> **Input data**

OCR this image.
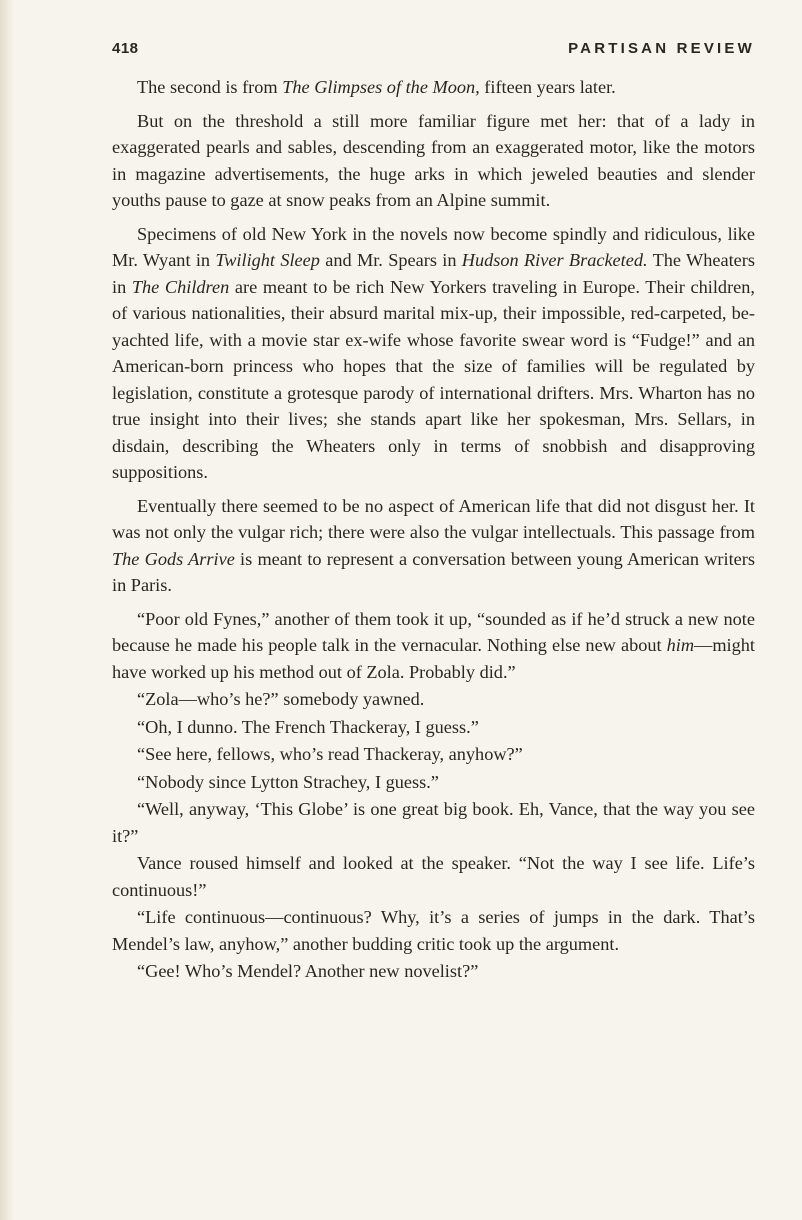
418	PARTISAN REVIEW

The second is from The Glimpses of the Moon, fifteen years later.

But on the threshold a still more familiar figure met her: that of a lady in exaggerated pearls and sables, descending from an exaggerated motor, like the motors in magazine advertisements, the huge arks in which jeweled beauties and slender youths pause to gaze at snow peaks from an Alpine summit.

Specimens of old New York in the novels now become spindly and ridiculous, like Mr. Wyant in Twilight Sleep and Mr. Spears in Hudson River Bracketed. The Wheaters in The Children are meant to be rich New Yorkers traveling in Europe. Their children, of various nationalities, their absurd marital mix-up, their impossible, red-carpeted, be-yachted life, with a movie star ex-wife whose favorite swear word is “Fudge!” and an American-born princess who hopes that the size of families will be regulated by legislation, constitute a grotesque parody of international drifters. Mrs. Wharton has no true insight into their lives; she stands apart like her spokesman, Mrs. Sellars, in disdain, describing the Wheaters only in terms of snobbish and disapproving suppositions.

Eventually there seemed to be no aspect of American life that did not disgust her. It was not only the vulgar rich; there were also the vulgar intellectuals. This passage from The Gods Arrive is meant to represent a conversation between young American writers in Paris.

“Poor old Fynes,” another of them took it up, “sounded as if he’d struck a new note because he made his people talk in the vernacular. Nothing else new about him—might have worked up his method out of Zola. Probably did.”

“Zola—who’s he?” somebody yawned.

“Oh, I dunno. The French Thackeray, I guess.”

“See here, fellows, who’s read Thackeray, anyhow?”

“Nobody since Lytton Strachey, I guess.”

“Well, anyway, ‘This Globe’ is one great big book. Eh, Vance, that the way you see it?”

Vance roused himself and looked at the speaker. “Not the way I see life. Life’s continuous!”

“Life continuous—continuous? Why, it’s a series of jumps in the dark. That’s Mendel’s law, anyhow,” another budding critic took up the argument.

“Gee! Who’s Mendel? Another new novelist?”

> **Your instructions**
Every entry must be reproduced exactly, with the images left out.

> **Output for this task**
OCR this image.
418	PARTISAN REVIEW

The second is from The Glimpses of the Moon, fifteen years later.

But on the threshold a still more familiar figure met her: that of a lady in exaggerated pearls and sables, descending from an exaggerated motor, like the motors in magazine advertisements, the huge arks in which jeweled beauties and slender youths pause to gaze at snow peaks from an Alpine summit.

Specimens of old New York in the novels now become spindly and ridiculous, like Mr. Wyant in Twilight Sleep and Mr. Spears in Hudson River Bracketed. The Wheaters in The Children are meant to be rich New Yorkers traveling in Europe. Their children, of various nationalities, their absurd marital mix-up, their impossible, red-carpeted, be-yachted life, with a movie star ex-wife whose favorite swear word is “Fudge!” and an American-born princess who hopes that the size of families will be regulated by legislation, constitute a grotesque parody of international drifters. Mrs. Wharton has no true insight into their lives; she stands apart like her spokesman, Mrs. Sellars, in disdain, describing the Wheaters only in terms of snobbish and disapproving suppositions.

Eventually there seemed to be no aspect of American life that did not disgust her. It was not only the vulgar rich; there were also the vulgar intellectuals. This passage from The Gods Arrive is meant to represent a conversation between young American writers in Paris.

“Poor old Fynes,” another of them took it up, “sounded as if he’d struck a new note because he made his people talk in the vernacular. Nothing else new about him—might have worked up his method out of Zola. Probably did.”

“Zola—who’s he?” somebody yawned.

“Oh, I dunno. The French Thackeray, I guess.”

“See here, fellows, who’s read Thackeray, anyhow?”

“Nobody since Lytton Strachey, I guess.”

“Well, anyway, ‘This Globe’ is one great big book. Eh, Vance, that the way you see it?”

Vance roused himself and looked at the speaker. “Not the way I see life. Life’s continuous!”

“Life continuous—continuous? Why, it’s a series of jumps in the dark. That’s Mendel’s law, anyhow,” another budding critic took up the argument.

“Gee! Who’s Mendel? Another new novelist?”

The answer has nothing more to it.